[Listed entries]
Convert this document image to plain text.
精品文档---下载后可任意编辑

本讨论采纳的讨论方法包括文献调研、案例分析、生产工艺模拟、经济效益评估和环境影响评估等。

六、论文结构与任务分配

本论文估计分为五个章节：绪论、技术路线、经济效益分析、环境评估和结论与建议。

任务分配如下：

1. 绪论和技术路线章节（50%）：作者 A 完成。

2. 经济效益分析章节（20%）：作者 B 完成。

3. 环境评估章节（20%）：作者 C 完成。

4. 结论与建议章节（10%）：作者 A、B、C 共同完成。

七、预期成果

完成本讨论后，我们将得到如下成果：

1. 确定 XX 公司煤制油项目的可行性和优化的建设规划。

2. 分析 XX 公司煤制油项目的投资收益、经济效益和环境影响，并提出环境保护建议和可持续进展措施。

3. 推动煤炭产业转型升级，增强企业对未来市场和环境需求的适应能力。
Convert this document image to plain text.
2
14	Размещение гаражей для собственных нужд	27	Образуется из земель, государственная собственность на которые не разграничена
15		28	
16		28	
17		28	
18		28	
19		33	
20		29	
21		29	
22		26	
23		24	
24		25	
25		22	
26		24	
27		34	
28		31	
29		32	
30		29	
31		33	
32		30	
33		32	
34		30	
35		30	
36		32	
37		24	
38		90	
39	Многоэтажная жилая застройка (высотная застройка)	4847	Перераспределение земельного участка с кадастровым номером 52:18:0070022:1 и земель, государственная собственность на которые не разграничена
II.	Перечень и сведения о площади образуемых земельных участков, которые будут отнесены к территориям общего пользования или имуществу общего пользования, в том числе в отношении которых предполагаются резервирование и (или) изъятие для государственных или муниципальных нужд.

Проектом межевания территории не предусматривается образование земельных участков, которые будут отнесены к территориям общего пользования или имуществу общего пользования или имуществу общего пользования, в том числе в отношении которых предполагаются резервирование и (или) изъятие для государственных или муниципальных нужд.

[Exercise prompt]
Retype the whole listing, matching it exactly.

[Answer to this task]
Convert this document image to plain text.
精品文档---下载后可任意编辑

本讨论采纳的讨论方法包括文献调研、案例分析、生产工艺模拟、经济效益评估和环境影响评估等。

六、论文结构与任务分配

本论文估计分为五个章节：绪论、技术路线、经济效益分析、环境评估和结论与建议。

任务分配如下：

1. 绪论和技术路线章节（50%）：作者 A 完成。

2. 经济效益分析章节（20%）：作者 B 完成。

3. 环境评估章节（20%）：作者 C 完成。

4. 结论与建议章节（10%）：作者 A、B、C 共同完成。

七、预期成果

完成本讨论后，我们将得到如下成果：

1. 确定 XX 公司煤制油项目的可行性和优化的建设规划。

2. 分析 XX 公司煤制油项目的投资收益、经济效益和环境影响，并提出环境保护建议和可持续进展措施。

3. 推动煤炭产业转型升级，增强企业对未来市场和环境需求的适应能力。
Convert this document image to plain text.
2
14	Размещение гаражей для собственных нужд	27	Образуется из земель, государственная собственность на которые не разграничена
15		28	
16		28	
17		28	
18		28	
19		33	
20		29	
21		29	
22		26	
23		24	
24		25	
25		22	
26		24	
27		34	
28		31	
29		32	
30		29	
31		33	
32		30	
33		32	
34		30	
35		30	
36		32	
37		24	
38		90	
39	Многоэтажная жилая застройка (высотная застройка)	4847	Перераспределение земельного участка с кадастровым номером 52:18:0070022:1 и земель, государственная собственность на которые не разграничена
II.	Перечень и сведения о площади образуемых земельных участков, которые будут отнесены к территориям общего пользования или имуществу общего пользования, в том числе в отношении которых предполагаются резервирование и (или) изъятие для государственных или муниципальных нужд.

Проектом межевания территории не предусматривается образование земельных участков, которые будут отнесены к территориям общего пользования или имуществу общего пользования или имуществу общего пользования, в том числе в отношении которых предполагаются резервирование и (или) изъятие для государственных или муниципальных нужд.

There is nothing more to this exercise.